Supplied information start

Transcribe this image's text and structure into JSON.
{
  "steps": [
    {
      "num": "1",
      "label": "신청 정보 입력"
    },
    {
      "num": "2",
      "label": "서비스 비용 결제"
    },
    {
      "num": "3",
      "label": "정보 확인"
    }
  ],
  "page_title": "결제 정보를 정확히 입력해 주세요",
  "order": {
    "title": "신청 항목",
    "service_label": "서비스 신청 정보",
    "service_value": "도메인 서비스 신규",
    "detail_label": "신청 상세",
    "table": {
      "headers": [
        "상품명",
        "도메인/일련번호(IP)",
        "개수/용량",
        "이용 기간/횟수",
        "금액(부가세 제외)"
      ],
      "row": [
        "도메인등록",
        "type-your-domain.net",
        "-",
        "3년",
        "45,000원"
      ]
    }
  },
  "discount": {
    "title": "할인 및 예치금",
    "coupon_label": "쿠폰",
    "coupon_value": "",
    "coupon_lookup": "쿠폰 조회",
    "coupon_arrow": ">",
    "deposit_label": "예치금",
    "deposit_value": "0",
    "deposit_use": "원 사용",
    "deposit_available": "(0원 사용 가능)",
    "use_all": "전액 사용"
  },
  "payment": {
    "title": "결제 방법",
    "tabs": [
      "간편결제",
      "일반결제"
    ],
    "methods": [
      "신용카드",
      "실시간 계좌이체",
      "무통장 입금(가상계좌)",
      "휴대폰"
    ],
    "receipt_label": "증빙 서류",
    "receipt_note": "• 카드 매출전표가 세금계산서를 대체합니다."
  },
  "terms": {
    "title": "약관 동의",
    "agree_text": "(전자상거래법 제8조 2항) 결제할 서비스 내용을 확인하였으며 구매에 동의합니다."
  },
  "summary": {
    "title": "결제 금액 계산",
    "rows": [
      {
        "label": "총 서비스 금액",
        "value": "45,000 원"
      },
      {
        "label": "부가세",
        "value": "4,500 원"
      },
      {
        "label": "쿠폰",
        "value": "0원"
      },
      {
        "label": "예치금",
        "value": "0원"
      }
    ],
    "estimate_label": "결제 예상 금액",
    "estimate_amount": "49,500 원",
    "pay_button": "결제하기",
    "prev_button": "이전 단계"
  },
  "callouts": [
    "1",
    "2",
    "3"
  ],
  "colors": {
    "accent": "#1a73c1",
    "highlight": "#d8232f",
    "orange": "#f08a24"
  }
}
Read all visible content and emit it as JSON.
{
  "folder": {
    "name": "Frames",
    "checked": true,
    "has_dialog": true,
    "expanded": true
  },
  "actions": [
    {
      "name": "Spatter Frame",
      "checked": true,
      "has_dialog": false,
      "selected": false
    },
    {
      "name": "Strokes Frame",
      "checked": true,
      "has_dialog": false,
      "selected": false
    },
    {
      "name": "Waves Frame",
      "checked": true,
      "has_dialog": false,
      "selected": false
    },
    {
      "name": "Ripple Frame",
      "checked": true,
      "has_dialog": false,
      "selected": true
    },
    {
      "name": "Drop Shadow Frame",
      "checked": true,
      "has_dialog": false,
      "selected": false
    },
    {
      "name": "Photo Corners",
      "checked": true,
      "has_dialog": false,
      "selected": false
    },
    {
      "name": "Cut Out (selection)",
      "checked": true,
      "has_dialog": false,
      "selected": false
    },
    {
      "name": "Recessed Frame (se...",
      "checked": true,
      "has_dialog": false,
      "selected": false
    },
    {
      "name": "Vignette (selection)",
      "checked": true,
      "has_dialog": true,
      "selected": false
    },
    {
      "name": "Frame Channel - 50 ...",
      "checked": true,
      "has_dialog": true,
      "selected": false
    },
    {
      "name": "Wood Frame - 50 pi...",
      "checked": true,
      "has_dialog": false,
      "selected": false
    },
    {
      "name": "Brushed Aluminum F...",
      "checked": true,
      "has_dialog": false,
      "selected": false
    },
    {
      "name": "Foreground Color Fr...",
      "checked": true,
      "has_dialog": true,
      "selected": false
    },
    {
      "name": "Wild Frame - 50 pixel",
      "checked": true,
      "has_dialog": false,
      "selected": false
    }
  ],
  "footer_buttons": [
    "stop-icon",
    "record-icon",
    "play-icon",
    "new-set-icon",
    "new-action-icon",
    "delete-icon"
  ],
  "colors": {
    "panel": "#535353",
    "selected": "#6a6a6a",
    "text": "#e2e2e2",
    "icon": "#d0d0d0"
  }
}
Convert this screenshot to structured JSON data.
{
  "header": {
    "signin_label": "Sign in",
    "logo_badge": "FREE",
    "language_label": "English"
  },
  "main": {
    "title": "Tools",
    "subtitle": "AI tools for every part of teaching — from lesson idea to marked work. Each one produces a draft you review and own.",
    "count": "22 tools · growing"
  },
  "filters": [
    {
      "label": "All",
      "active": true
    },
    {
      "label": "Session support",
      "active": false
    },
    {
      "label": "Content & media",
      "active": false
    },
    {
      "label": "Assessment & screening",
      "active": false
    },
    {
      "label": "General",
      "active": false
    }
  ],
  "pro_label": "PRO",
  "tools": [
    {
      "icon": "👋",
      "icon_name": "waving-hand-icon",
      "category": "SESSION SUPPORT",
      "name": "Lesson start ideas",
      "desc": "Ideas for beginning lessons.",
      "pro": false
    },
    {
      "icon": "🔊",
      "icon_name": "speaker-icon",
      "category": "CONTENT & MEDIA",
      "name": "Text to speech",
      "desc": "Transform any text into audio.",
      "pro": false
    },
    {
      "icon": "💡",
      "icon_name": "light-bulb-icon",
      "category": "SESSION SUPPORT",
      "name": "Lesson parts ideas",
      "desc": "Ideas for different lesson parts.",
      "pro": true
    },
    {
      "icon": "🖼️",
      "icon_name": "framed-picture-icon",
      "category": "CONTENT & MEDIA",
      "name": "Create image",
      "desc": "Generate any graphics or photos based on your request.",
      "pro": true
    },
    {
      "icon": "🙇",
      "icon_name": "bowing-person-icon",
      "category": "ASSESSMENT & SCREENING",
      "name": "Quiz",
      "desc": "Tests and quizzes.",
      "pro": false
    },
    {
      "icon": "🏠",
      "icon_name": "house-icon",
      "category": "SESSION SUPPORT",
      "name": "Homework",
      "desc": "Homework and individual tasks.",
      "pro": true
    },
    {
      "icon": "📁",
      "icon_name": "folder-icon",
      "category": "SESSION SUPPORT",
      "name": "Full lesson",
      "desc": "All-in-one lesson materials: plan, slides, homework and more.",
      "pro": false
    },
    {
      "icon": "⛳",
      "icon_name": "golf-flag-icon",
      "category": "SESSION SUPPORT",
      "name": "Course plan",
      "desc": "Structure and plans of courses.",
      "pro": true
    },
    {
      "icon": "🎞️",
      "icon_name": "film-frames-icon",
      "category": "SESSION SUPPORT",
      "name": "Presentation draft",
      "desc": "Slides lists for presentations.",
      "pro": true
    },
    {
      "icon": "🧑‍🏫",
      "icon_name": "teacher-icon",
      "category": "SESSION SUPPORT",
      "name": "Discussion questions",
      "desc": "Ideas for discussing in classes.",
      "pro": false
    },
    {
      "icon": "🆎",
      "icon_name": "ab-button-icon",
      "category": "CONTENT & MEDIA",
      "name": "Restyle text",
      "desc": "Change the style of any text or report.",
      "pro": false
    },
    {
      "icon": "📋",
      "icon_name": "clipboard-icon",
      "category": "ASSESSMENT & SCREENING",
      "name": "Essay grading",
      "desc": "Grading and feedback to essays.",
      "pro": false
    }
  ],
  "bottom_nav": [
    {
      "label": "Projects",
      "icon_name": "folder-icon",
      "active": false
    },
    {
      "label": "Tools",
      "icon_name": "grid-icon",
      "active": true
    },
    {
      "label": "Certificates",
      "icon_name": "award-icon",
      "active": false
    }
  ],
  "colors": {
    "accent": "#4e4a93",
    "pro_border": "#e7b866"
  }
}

Supplied information end

**Problem to work on**
Retype all of the material above with every character intact.

**The result**
Transcribe this image's text and structure into JSON.
{
  "steps": [
    {
      "num": "1",
      "label": "신청 정보 입력"
    },
    {
      "num": "2",
      "label": "서비스 비용 결제"
    },
    {
      "num": "3",
      "label": "정보 확인"
    }
  ],
  "page_title": "결제 정보를 정확히 입력해 주세요",
  "order": {
    "title": "신청 항목",
    "service_label": "서비스 신청 정보",
    "service_value": "도메인 서비스 신규",
    "detail_label": "신청 상세",
    "table": {
      "headers": [
        "상품명",
        "도메인/일련번호(IP)",
        "개수/용량",
        "이용 기간/횟수",
        "금액(부가세 제외)"
      ],
      "row": [
        "도메인등록",
        "type-your-domain.net",
        "-",
        "3년",
        "45,000원"
      ]
    }
  },
  "discount": {
    "title": "할인 및 예치금",
    "coupon_label": "쿠폰",
    "coupon_value": "",
    "coupon_lookup": "쿠폰 조회",
    "coupon_arrow": ">",
    "deposit_label": "예치금",
    "deposit_value": "0",
    "deposit_use": "원 사용",
    "deposit_available": "(0원 사용 가능)",
    "use_all": "전액 사용"
  },
  "payment": {
    "title": "결제 방법",
    "tabs": [
      "간편결제",
      "일반결제"
    ],
    "methods": [
      "신용카드",
      "실시간 계좌이체",
      "무통장 입금(가상계좌)",
      "휴대폰"
    ],
    "receipt_label": "증빙 서류",
    "receipt_note": "• 카드 매출전표가 세금계산서를 대체합니다."
  },
  "terms": {
    "title": "약관 동의",
    "agree_text": "(전자상거래법 제8조 2항) 결제할 서비스 내용을 확인하였으며 구매에 동의합니다."
  },
  "summary": {
    "title": "결제 금액 계산",
    "rows": [
      {
        "label": "총 서비스 금액",
        "value": "45,000 원"
      },
      {
        "label": "부가세",
        "value": "4,500 원"
      },
      {
        "label": "쿠폰",
        "value": "0원"
      },
      {
        "label": "예치금",
        "value": "0원"
      }
    ],
    "estimate_label": "결제 예상 금액",
    "estimate_amount": "49,500 원",
    "pay_button": "결제하기",
    "prev_button": "이전 단계"
  },
  "callouts": [
    "1",
    "2",
    "3"
  ],
  "colors": {
    "accent": "#1a73c1",
    "highlight": "#d8232f",
    "orange": "#f08a24"
  }
}
Read all visible content and emit it as JSON.
{
  "folder": {
    "name": "Frames",
    "checked": true,
    "has_dialog": true,
    "expanded": true
  },
  "actions": [
    {
      "name": "Spatter Frame",
      "checked": true,
      "has_dialog": false,
      "selected": false
    },
    {
      "name": "Strokes Frame",
      "checked": true,
      "has_dialog": false,
      "selected": false
    },
    {
      "name": "Waves Frame",
      "checked": true,
      "has_dialog": false,
      "selected": false
    },
    {
      "name": "Ripple Frame",
      "checked": true,
      "has_dialog": false,
      "selected": true
    },
    {
      "name": "Drop Shadow Frame",
      "checked": true,
      "has_dialog": false,
      "selected": false
    },
    {
      "name": "Photo Corners",
      "checked": true,
      "has_dialog": false,
      "selected": false
    },
    {
      "name": "Cut Out (selection)",
      "checked": true,
      "has_dialog": false,
      "selected": false
    },
    {
      "name": "Recessed Frame (se...",
      "checked": true,
      "has_dialog": false,
      "selected": false
    },
    {
      "name": "Vignette (selection)",
      "checked": true,
      "has_dialog": true,
      "selected": false
    },
    {
      "name": "Frame Channel - 50 ...",
      "checked": true,
      "has_dialog": true,
      "selected": false
    },
    {
      "name": "Wood Frame - 50 pi...",
      "checked": true,
      "has_dialog": false,
      "selected": false
    },
    {
      "name": "Brushed Aluminum F...",
      "checked": true,
      "has_dialog": false,
      "selected": false
    },
    {
      "name": "Foreground Color Fr...",
      "checked": true,
      "has_dialog": true,
      "selected": false
    },
    {
      "name": "Wild Frame - 50 pixel",
      "checked": true,
      "has_dialog": false,
      "selected": false
    }
  ],
  "footer_buttons": [
    "stop-icon",
    "record-icon",
    "play-icon",
    "new-set-icon",
    "new-action-icon",
    "delete-icon"
  ],
  "colors": {
    "panel": "#535353",
    "selected": "#6a6a6a",
    "text": "#e2e2e2",
    "icon": "#d0d0d0"
  }
}
Convert this screenshot to structured JSON data.
{
  "header": {
    "signin_label": "Sign in",
    "logo_badge": "FREE",
    "language_label": "English"
  },
  "main": {
    "title": "Tools",
    "subtitle": "AI tools for every part of teaching — from lesson idea to marked work. Each one produces a draft you review and own.",
    "count": "22 tools · growing"
  },
  "filters": [
    {
      "label": "All",
      "active": true
    },
    {
      "label": "Session support",
      "active": false
    },
    {
      "label": "Content & media",
      "active": false
    },
    {
      "label": "Assessment & screening",
      "active": false
    },
    {
      "label": "General",
      "active": false
    }
  ],
  "pro_label": "PRO",
  "tools": [
    {
      "icon": "👋",
      "icon_name": "waving-hand-icon",
      "category": "SESSION SUPPORT",
      "name": "Lesson start ideas",
      "desc": "Ideas for beginning lessons.",
      "pro": false
    },
    {
      "icon": "🔊",
      "icon_name": "speaker-icon",
      "category": "CONTENT & MEDIA",
      "name": "Text to speech",
      "desc": "Transform any text into audio.",
      "pro": false
    },
    {
      "icon": "💡",
      "icon_name": "light-bulb-icon",
      "category": "SESSION SUPPORT",
      "name": "Lesson parts ideas",
      "desc": "Ideas for different lesson parts.",
      "pro": true
    },
    {
      "icon": "🖼️",
      "icon_name": "framed-picture-icon",
      "category": "CONTENT & MEDIA",
      "name": "Create image",
      "desc": "Generate any graphics or photos based on your request.",
      "pro": true
    },
    {
      "icon": "🙇",
      "icon_name": "bowing-person-icon",
      "category": "ASSESSMENT & SCREENING",
      "name": "Quiz",
      "desc": "Tests and quizzes.",
      "pro": false
    },
    {
      "icon": "🏠",
      "icon_name": "house-icon",
      "category": "SESSION SUPPORT",
      "name": "Homework",
      "desc": "Homework and individual tasks.",
      "pro": true
    },
    {
      "icon": "📁",
      "icon_name": "folder-icon",
      "category": "SESSION SUPPORT",
      "name": "Full lesson",
      "desc": "All-in-one lesson materials: plan, slides, homework and more.",
      "pro": false
    },
    {
      "icon": "⛳",
      "icon_name": "golf-flag-icon",
      "category": "SESSION SUPPORT",
      "name": "Course plan",
      "desc": "Structure and plans of courses.",
      "pro": true
    },
    {
      "icon": "🎞️",
      "icon_name": "film-frames-icon",
      "category": "SESSION SUPPORT",
      "name": "Presentation draft",
      "desc": "Slides lists for presentations.",
      "pro": true
    },
    {
      "icon": "🧑‍🏫",
      "icon_name": "teacher-icon",
      "category": "SESSION SUPPORT",
      "name": "Discussion questions",
      "desc": "Ideas for discussing in classes.",
      "pro": false
    },
    {
      "icon": "🆎",
      "icon_name": "ab-button-icon",
      "category": "CONTENT & MEDIA",
      "name": "Restyle text",
      "desc": "Change the style of any text or report.",
      "pro": false
    },
    {
      "icon": "📋",
      "icon_name": "clipboard-icon",
      "category": "ASSESSMENT & SCREENING",
      "name": "Essay grading",
      "desc": "Grading and feedback to essays.",
      "pro": false
    }
  ],
  "bottom_nav": [
    {
      "label": "Projects",
      "icon_name": "folder-icon",
      "active": false
    },
    {
      "label": "Tools",
      "icon_name": "grid-icon",
      "active": true
    },
    {
      "label": "Certificates",
      "icon_name": "award-icon",
      "active": false
    }
  ],
  "colors": {
    "accent": "#4e4a93",
    "pro_border": "#e7b866"
  }
}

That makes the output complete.